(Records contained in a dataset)
########################################

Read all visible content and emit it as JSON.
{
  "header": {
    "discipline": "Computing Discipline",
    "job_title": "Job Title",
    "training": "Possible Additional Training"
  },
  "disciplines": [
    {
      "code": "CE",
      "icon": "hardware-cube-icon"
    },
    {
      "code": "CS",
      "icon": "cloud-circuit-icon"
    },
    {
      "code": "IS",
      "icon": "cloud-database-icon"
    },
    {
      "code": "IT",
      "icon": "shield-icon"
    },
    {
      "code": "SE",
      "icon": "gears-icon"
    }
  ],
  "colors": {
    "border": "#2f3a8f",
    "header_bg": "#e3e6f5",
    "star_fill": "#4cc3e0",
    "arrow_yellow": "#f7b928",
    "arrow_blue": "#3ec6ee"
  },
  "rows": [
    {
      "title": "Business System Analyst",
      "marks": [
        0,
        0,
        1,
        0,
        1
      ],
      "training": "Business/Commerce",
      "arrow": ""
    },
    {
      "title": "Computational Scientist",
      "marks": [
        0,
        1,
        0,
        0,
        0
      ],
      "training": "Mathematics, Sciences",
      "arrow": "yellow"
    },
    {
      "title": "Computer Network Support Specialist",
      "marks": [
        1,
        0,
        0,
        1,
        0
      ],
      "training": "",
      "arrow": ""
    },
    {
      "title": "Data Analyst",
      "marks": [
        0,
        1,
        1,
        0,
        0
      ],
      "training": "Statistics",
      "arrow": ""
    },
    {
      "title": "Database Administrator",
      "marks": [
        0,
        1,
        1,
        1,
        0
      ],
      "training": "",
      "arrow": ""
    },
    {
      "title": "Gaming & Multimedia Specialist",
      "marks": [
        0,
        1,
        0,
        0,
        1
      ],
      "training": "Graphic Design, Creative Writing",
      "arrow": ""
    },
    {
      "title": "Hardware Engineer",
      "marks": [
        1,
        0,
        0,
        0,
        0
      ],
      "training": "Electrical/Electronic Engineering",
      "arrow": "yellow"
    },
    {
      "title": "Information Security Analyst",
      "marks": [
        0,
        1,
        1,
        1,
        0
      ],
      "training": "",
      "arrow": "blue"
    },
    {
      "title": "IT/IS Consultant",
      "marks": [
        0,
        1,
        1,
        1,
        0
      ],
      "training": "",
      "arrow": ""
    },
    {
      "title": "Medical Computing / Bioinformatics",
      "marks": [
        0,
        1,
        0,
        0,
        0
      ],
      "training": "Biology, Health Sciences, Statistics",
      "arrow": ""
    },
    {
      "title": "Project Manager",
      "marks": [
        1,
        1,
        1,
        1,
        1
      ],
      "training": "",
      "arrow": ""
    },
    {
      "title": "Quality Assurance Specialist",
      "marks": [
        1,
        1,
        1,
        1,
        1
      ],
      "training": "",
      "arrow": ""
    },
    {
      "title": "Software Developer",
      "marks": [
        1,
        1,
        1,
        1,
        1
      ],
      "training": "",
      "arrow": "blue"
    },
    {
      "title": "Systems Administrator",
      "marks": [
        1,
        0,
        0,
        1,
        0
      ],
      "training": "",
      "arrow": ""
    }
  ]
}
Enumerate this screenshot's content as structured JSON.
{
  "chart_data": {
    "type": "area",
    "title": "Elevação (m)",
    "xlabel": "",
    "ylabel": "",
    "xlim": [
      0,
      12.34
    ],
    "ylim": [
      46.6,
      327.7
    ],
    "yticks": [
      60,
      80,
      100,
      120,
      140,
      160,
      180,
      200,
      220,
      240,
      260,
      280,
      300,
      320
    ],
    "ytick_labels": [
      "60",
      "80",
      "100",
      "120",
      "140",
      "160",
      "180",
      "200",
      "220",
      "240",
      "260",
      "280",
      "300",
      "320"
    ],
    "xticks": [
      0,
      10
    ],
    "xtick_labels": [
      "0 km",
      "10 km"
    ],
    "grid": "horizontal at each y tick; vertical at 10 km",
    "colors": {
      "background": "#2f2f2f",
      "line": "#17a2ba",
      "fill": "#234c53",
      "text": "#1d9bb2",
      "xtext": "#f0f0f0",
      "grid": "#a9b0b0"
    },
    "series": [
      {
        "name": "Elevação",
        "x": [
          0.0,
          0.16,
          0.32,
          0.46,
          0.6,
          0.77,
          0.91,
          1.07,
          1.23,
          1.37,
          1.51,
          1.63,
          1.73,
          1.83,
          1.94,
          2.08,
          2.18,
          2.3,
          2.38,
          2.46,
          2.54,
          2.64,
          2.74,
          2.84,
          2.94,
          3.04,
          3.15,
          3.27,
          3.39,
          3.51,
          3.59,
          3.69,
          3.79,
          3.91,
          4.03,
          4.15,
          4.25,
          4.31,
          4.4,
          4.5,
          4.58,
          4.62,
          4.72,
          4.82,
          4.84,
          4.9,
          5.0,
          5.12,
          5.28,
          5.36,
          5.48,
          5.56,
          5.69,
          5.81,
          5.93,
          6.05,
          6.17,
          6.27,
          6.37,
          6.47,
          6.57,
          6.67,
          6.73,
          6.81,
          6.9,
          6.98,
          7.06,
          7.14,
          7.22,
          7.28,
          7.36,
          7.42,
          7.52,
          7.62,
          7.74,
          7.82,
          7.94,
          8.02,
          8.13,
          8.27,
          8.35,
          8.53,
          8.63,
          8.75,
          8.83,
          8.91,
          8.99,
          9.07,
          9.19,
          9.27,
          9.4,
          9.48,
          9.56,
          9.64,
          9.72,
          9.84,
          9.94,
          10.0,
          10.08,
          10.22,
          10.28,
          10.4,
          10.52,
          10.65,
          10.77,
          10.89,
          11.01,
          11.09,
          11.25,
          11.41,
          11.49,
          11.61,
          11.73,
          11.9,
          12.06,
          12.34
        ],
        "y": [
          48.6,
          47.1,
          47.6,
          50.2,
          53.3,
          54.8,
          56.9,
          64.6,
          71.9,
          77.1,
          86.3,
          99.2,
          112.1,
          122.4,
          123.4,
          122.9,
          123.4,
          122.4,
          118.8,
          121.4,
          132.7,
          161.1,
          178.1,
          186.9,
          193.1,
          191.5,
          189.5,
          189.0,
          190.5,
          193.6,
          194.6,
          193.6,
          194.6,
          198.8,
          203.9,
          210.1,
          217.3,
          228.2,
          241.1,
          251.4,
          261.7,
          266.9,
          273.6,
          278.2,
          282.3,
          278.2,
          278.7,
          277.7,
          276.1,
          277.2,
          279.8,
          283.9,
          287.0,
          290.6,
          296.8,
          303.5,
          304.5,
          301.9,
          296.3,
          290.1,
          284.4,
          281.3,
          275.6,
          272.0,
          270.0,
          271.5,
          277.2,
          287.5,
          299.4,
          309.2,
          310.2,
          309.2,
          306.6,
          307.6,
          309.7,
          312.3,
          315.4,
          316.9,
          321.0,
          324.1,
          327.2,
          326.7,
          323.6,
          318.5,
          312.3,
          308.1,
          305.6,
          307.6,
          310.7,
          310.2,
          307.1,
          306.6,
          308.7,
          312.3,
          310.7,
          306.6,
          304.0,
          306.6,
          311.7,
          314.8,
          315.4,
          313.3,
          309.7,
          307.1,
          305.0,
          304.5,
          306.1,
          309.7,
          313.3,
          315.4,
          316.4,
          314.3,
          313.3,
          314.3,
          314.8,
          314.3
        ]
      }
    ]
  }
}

########################################

Recopy the entries above exactly, with every line included.

The answer >>
Read all visible content and emit it as JSON.
{
  "header": {
    "discipline": "Computing Discipline",
    "job_title": "Job Title",
    "training": "Possible Additional Training"
  },
  "disciplines": [
    {
      "code": "CE",
      "icon": "hardware-cube-icon"
    },
    {
      "code": "CS",
      "icon": "cloud-circuit-icon"
    },
    {
      "code": "IS",
      "icon": "cloud-database-icon"
    },
    {
      "code": "IT",
      "icon": "shield-icon"
    },
    {
      "code": "SE",
      "icon": "gears-icon"
    }
  ],
  "colors": {
    "border": "#2f3a8f",
    "header_bg": "#e3e6f5",
    "star_fill": "#4cc3e0",
    "arrow_yellow": "#f7b928",
    "arrow_blue": "#3ec6ee"
  },
  "rows": [
    {
      "title": "Business System Analyst",
      "marks": [
        0,
        0,
        1,
        0,
        1
      ],
      "training": "Business/Commerce",
      "arrow": ""
    },
    {
      "title": "Computational Scientist",
      "marks": [
        0,
        1,
        0,
        0,
        0
      ],
      "training": "Mathematics, Sciences",
      "arrow": "yellow"
    },
    {
      "title": "Computer Network Support Specialist",
      "marks": [
        1,
        0,
        0,
        1,
        0
      ],
      "training": "",
      "arrow": ""
    },
    {
      "title": "Data Analyst",
      "marks": [
        0,
        1,
        1,
        0,
        0
      ],
      "training": "Statistics",
      "arrow": ""
    },
    {
      "title": "Database Administrator",
      "marks": [
        0,
        1,
        1,
        1,
        0
      ],
      "training": "",
      "arrow": ""
    },
    {
      "title": "Gaming & Multimedia Specialist",
      "marks": [
        0,
        1,
        0,
        0,
        1
      ],
      "training": "Graphic Design, Creative Writing",
      "arrow": ""
    },
    {
      "title": "Hardware Engineer",
      "marks": [
        1,
        0,
        0,
        0,
        0
      ],
      "training": "Electrical/Electronic Engineering",
      "arrow": "yellow"
    },
    {
      "title": "Information Security Analyst",
      "marks": [
        0,
        1,
        1,
        1,
        0
      ],
      "training": "",
      "arrow": "blue"
    },
    {
      "title": "IT/IS Consultant",
      "marks": [
        0,
        1,
        1,
        1,
        0
      ],
      "training": "",
      "arrow": ""
    },
    {
      "title": "Medical Computing / Bioinformatics",
      "marks": [
        0,
        1,
        0,
        0,
        0
      ],
      "training": "Biology, Health Sciences, Statistics",
      "arrow": ""
    },
    {
      "title": "Project Manager",
      "marks": [
        1,
        1,
        1,
        1,
        1
      ],
      "training": "",
      "arrow": ""
    },
    {
      "title": "Quality Assurance Specialist",
      "marks": [
        1,
        1,
        1,
        1,
        1
      ],
      "training": "",
      "arrow": ""
    },
    {
      "title": "Software Developer",
      "marks": [
        1,
        1,
        1,
        1,
        1
      ],
      "training": "",
      "arrow": "blue"
    },
    {
      "title": "Systems Administrator",
      "marks": [
        1,
        0,
        0,
        1,
        0
      ],
      "training": "",
      "arrow": ""
    }
  ]
}
Enumerate this screenshot's content as structured JSON.
{
  "chart_data": {
    "type": "area",
    "title": "Elevação (m)",
    "xlabel": "",
    "ylabel": "",
    "xlim": [
      0,
      12.34
    ],
    "ylim": [
      46.6,
      327.7
    ],
    "yticks": [
      60,
      80,
      100,
      120,
      140,
      160,
      180,
      200,
      220,
      240,
      260,
      280,
      300,
      320
    ],
    "ytick_labels": [
      "60",
      "80",
      "100",
      "120",
      "140",
      "160",
      "180",
      "200",
      "220",
      "240",
      "260",
      "280",
      "300",
      "320"
    ],
    "xticks": [
      0,
      10
    ],
    "xtick_labels": [
      "0 km",
      "10 km"
    ],
    "grid": "horizontal at each y tick; vertical at 10 km",
    "colors": {
      "background": "#2f2f2f",
      "line": "#17a2ba",
      "fill": "#234c53",
      "text": "#1d9bb2",
      "xtext": "#f0f0f0",
      "grid": "#a9b0b0"
    },
    "series": [
      {
        "name": "Elevação",
        "x": [
          0.0,
          0.16,
          0.32,
          0.46,
          0.6,
          0.77,
          0.91,
          1.07,
          1.23,
          1.37,
          1.51,
          1.63,
          1.73,
          1.83,
          1.94,
          2.08,
          2.18,
          2.3,
          2.38,
          2.46,
          2.54,
          2.64,
          2.74,
          2.84,
          2.94,
          3.04,
          3.15,
          3.27,
          3.39,
          3.51,
          3.59,
          3.69,
          3.79,
          3.91,
          4.03,
          4.15,
          4.25,
          4.31,
          4.4,
          4.5,
          4.58,
          4.62,
          4.72,
          4.82,
          4.84,
          4.9,
          5.0,
          5.12,
          5.28,
          5.36,
          5.48,
          5.56,
          5.69,
          5.81,
          5.93,
          6.05,
          6.17,
          6.27,
          6.37,
          6.47,
          6.57,
          6.67,
          6.73,
          6.81,
          6.9,
          6.98,
          7.06,
          7.14,
          7.22,
          7.28,
          7.36,
          7.42,
          7.52,
          7.62,
          7.74,
          7.82,
          7.94,
          8.02,
          8.13,
          8.27,
          8.35,
          8.53,
          8.63,
          8.75,
          8.83,
          8.91,
          8.99,
          9.07,
          9.19,
          9.27,
          9.4,
          9.48,
          9.56,
          9.64,
          9.72,
          9.84,
          9.94,
          10.0,
          10.08,
          10.22,
          10.28,
          10.4,
          10.52,
          10.65,
          10.77,
          10.89,
          11.01,
          11.09,
          11.25,
          11.41,
          11.49,
          11.61,
          11.73,
          11.9,
          12.06,
          12.34
        ],
        "y": [
          48.6,
          47.1,
          47.6,
          50.2,
          53.3,
          54.8,
          56.9,
          64.6,
          71.9,
          77.1,
          86.3,
          99.2,
          112.1,
          122.4,
          123.4,
          122.9,
          123.4,
          122.4,
          118.8,
          121.4,
          132.7,
          161.1,
          178.1,
          186.9,
          193.1,
          191.5,
          189.5,
          189.0,
          190.5,
          193.6,
          194.6,
          193.6,
          194.6,
          198.8,
          203.9,
          210.1,
          217.3,
          228.2,
          241.1,
          251.4,
          261.7,
          266.9,
          273.6,
          278.2,
          282.3,
          278.2,
          278.7,
          277.7,
          276.1,
          277.2,
          279.8,
          283.9,
          287.0,
          290.6,
          296.8,
          303.5,
          304.5,
          301.9,
          296.3,
          290.1,
          284.4,
          281.3,
          275.6,
          272.0,
          270.0,
          271.5,
          277.2,
          287.5,
          299.4,
          309.2,
          310.2,
          309.2,
          306.6,
          307.6,
          309.7,
          312.3,
          315.4,
          316.9,
          321.0,
          324.1,
          327.2,
          326.7,
          323.6,
          318.5,
          312.3,
          308.1,
          305.6,
          307.6,
          310.7,
          310.2,
          307.1,
          306.6,
          308.7,
          312.3,
          310.7,
          306.6,
          304.0,
          306.6,
          311.7,
          314.8,
          315.4,
          313.3,
          309.7,
          307.1,
          305.0,
          304.5,
          306.1,
          309.7,
          313.3,
          315.4,
          316.4,
          314.3,
          313.3,
          314.3,
          314.8,
          314.3
        ]
      }
    ]
  }
}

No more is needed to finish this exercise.